## start

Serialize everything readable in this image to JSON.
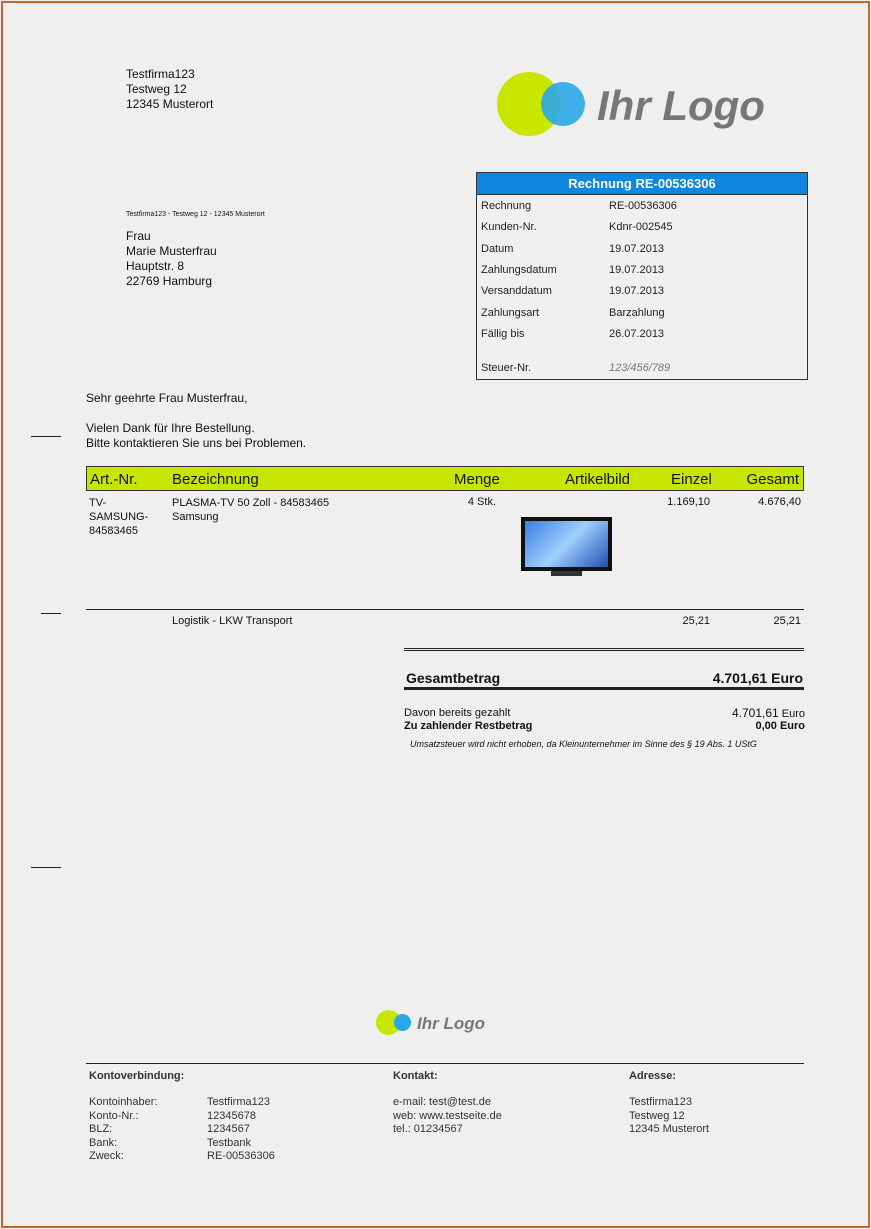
{
  "sender": {
    "name": "Testfirma123",
    "street": "Testweg 12",
    "city": "12345 Musterort",
    "return_line": "Testfirma123 - Testweg 12 - 12345 Musterort"
  },
  "logo": {
    "text": "Ihr Logo",
    "colors": {
      "lime": "#c8e600",
      "blue": "#2aa7e8",
      "text": "#777777"
    }
  },
  "recipient": {
    "salutation": "Frau",
    "name": "Marie Musterfrau",
    "street": "Hauptstr. 8",
    "city": "22769 Hamburg"
  },
  "info_box": {
    "title": "Rechnung RE-00536306",
    "rows": [
      {
        "label": "Rechnung",
        "value": "RE-00536306"
      },
      {
        "label": "Kunden-Nr.",
        "value": "Kdnr-002545"
      },
      {
        "label": "Datum",
        "value": "19.07.2013"
      },
      {
        "label": "Zahlungsdatum",
        "value": "19.07.2013"
      },
      {
        "label": "Versanddatum",
        "value": "19.07.2013"
      },
      {
        "label": "Zahlungsart",
        "value": "Barzahlung"
      },
      {
        "label": "Fällig bis",
        "value": "26.07.2013"
      },
      {
        "label": "Steuer-Nr.",
        "value": "123/456/789"
      }
    ]
  },
  "letter": {
    "greeting": "Sehr geehrte Frau Musterfrau,",
    "line1": "Vielen Dank für Ihre Bestellung.",
    "line2": "Bitte kontaktieren Sie uns bei Problemen."
  },
  "table": {
    "headers": [
      "Art.-Nr.",
      "Bezeichnung",
      "Menge",
      "Artikelbild",
      "Einzel",
      "Gesamt"
    ],
    "items": [
      {
        "art": "TV-SAMSUNG-84583465",
        "desc": "PLASMA-TV 50 Zoll - 84583465",
        "desc2": "Samsung",
        "qty": "4 Stk.",
        "single": "1.169,10",
        "total": "4.676,40"
      },
      {
        "art": "",
        "desc": "Logistik - LKW Transport",
        "qty": "",
        "single": "25,21",
        "total": "25,21"
      }
    ]
  },
  "totals": {
    "label": "Gesamtbetrag",
    "amount": "4.701,61",
    "currency": "Euro",
    "paid_label": "Davon bereits gezahlt",
    "paid": "4.701,61",
    "rest_label": "Zu zahlender Restbetrag",
    "rest": "0,00",
    "note": "Umsatzsteuer wird nicht erhoben, da Kleinunternehmer im Sinne des § 19 Abs. 1 UStG"
  },
  "footer": {
    "bank_title": "Kontoverbindung:",
    "bank": [
      {
        "label": "Kontoinhaber:",
        "value": "Testfirma123"
      },
      {
        "label": "Konto-Nr.:",
        "value": "12345678"
      },
      {
        "label": "BLZ:",
        "value": "1234567"
      },
      {
        "label": "Bank:",
        "value": "Testbank"
      },
      {
        "label": "Zweck:",
        "value": "RE-00536306"
      }
    ],
    "contact_title": "Kontakt:",
    "contact": [
      "e-mail: test@test.de",
      "web: www.testseite.de",
      "tel.: 01234567"
    ],
    "address_title": "Adresse:",
    "address": [
      "Testfirma123",
      "Testweg 12",
      "12345 Musterort"
    ]
  }
}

## end

__EXERCISE INSTRUCTIONS__
Check every line of the entries above for the word "city" and report how many lines contain it, giving the number only.

__EXERCISE RESPONSE__
2